### Required task
Your answer should be a single number: the count of lines that include "text".

»»

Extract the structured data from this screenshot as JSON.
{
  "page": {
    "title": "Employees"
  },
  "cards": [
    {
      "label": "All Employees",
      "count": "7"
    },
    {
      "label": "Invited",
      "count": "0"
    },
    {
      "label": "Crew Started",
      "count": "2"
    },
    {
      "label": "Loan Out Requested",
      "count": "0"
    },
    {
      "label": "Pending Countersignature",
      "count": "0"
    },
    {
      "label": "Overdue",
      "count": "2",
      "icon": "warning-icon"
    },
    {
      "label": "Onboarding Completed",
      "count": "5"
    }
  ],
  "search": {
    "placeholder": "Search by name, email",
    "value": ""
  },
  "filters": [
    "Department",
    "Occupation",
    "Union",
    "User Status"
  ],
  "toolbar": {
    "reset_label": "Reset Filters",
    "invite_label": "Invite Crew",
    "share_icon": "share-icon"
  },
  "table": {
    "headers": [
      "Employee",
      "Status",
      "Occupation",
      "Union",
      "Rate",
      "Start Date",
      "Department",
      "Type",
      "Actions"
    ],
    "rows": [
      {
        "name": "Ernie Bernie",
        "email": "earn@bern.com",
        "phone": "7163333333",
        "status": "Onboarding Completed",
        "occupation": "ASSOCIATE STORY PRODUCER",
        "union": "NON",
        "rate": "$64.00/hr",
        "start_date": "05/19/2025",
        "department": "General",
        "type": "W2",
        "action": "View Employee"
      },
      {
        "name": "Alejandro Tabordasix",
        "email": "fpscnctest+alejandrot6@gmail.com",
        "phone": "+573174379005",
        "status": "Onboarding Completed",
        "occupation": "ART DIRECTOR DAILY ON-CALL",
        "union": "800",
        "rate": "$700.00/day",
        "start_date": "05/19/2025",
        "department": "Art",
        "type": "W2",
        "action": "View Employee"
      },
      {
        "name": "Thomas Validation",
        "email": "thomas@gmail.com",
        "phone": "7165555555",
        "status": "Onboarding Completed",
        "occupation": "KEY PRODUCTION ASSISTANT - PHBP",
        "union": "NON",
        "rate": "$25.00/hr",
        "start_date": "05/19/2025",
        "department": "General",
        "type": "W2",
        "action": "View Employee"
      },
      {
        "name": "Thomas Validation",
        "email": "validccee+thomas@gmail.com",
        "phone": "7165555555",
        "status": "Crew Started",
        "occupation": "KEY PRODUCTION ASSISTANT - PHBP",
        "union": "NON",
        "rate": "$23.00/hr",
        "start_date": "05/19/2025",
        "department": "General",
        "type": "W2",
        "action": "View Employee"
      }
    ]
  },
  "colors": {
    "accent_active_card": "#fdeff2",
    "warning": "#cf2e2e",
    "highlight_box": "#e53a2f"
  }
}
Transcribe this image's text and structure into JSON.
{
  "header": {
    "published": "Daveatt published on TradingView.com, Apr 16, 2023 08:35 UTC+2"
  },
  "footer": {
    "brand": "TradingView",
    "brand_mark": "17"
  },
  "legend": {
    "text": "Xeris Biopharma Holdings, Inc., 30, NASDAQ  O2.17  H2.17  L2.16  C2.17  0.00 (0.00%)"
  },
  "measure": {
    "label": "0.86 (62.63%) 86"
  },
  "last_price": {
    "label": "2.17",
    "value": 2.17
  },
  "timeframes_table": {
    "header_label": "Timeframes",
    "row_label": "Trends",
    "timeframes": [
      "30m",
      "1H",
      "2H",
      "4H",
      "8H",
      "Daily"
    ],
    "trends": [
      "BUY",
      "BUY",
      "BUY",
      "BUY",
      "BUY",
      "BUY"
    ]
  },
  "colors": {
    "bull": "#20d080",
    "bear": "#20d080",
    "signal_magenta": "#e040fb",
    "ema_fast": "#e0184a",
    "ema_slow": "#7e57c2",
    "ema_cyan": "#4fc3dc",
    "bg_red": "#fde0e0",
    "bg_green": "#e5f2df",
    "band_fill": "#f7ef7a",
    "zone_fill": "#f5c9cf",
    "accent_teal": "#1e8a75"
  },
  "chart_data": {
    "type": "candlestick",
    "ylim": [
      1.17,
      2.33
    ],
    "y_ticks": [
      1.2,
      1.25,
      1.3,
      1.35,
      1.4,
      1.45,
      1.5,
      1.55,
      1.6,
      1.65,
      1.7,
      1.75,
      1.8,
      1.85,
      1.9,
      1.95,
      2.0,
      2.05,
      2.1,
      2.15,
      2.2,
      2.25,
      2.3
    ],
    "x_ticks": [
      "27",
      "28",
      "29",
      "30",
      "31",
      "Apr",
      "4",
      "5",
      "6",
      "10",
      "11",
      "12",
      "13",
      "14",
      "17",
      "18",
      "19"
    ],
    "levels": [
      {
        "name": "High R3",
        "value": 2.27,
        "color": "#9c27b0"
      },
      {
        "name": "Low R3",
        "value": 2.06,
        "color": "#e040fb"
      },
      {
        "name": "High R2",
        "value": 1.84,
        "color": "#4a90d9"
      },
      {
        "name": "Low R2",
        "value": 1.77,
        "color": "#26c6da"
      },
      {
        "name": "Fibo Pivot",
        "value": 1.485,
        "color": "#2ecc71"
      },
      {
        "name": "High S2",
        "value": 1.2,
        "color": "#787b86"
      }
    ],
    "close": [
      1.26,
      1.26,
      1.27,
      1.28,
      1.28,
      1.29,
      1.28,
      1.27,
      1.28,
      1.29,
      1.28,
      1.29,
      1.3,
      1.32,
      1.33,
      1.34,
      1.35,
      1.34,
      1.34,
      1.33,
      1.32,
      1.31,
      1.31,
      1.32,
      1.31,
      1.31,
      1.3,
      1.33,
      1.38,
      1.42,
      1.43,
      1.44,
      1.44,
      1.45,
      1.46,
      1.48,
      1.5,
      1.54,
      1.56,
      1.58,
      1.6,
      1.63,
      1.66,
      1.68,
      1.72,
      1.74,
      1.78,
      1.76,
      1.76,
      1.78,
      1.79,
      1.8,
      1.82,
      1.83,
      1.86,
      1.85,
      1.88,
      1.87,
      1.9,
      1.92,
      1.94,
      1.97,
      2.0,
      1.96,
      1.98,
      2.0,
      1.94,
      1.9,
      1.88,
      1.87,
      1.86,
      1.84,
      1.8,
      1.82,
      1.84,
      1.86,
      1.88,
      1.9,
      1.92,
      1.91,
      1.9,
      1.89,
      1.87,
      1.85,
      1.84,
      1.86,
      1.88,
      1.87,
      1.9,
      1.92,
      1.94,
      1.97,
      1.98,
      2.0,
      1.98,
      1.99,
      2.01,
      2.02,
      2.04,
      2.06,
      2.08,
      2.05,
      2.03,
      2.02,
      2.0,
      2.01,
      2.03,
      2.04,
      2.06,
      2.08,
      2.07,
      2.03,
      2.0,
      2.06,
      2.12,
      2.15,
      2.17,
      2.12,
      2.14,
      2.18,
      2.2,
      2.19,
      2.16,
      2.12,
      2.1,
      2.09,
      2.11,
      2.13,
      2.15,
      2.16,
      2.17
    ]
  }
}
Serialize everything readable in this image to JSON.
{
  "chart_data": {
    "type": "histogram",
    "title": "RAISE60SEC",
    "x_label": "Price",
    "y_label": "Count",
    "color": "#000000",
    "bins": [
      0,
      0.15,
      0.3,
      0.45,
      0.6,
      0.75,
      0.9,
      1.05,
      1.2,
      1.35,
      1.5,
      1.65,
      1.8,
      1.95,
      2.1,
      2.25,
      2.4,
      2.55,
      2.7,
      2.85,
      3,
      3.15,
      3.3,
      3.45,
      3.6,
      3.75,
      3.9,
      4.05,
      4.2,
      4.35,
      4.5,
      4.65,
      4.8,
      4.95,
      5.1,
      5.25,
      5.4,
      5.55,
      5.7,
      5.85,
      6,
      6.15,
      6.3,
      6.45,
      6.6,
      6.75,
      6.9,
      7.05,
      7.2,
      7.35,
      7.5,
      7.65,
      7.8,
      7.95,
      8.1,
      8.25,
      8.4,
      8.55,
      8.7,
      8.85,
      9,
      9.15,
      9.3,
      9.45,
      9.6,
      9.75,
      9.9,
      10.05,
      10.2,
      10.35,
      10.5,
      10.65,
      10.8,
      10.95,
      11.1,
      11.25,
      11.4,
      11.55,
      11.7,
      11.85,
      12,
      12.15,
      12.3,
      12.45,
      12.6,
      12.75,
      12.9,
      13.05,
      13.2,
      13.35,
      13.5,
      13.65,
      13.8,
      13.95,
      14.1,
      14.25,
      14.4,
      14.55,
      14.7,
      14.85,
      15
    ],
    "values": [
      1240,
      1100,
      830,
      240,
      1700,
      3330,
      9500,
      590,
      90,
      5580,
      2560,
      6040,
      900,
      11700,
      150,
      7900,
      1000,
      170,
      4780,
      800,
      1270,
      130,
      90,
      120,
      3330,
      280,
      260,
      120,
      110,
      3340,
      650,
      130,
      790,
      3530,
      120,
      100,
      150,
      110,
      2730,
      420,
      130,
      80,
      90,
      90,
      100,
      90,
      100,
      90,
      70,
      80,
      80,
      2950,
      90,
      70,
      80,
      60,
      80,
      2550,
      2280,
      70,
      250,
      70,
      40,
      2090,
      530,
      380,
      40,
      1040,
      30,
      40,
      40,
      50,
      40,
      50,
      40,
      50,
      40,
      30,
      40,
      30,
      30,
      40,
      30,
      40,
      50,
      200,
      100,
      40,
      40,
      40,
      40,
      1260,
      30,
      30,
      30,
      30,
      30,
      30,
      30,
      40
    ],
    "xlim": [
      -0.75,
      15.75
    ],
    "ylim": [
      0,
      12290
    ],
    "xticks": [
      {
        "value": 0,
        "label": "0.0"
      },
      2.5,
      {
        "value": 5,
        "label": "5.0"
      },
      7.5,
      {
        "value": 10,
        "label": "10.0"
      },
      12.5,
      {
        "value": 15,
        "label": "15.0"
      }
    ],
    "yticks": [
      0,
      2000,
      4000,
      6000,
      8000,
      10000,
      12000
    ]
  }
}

««

### The reply
2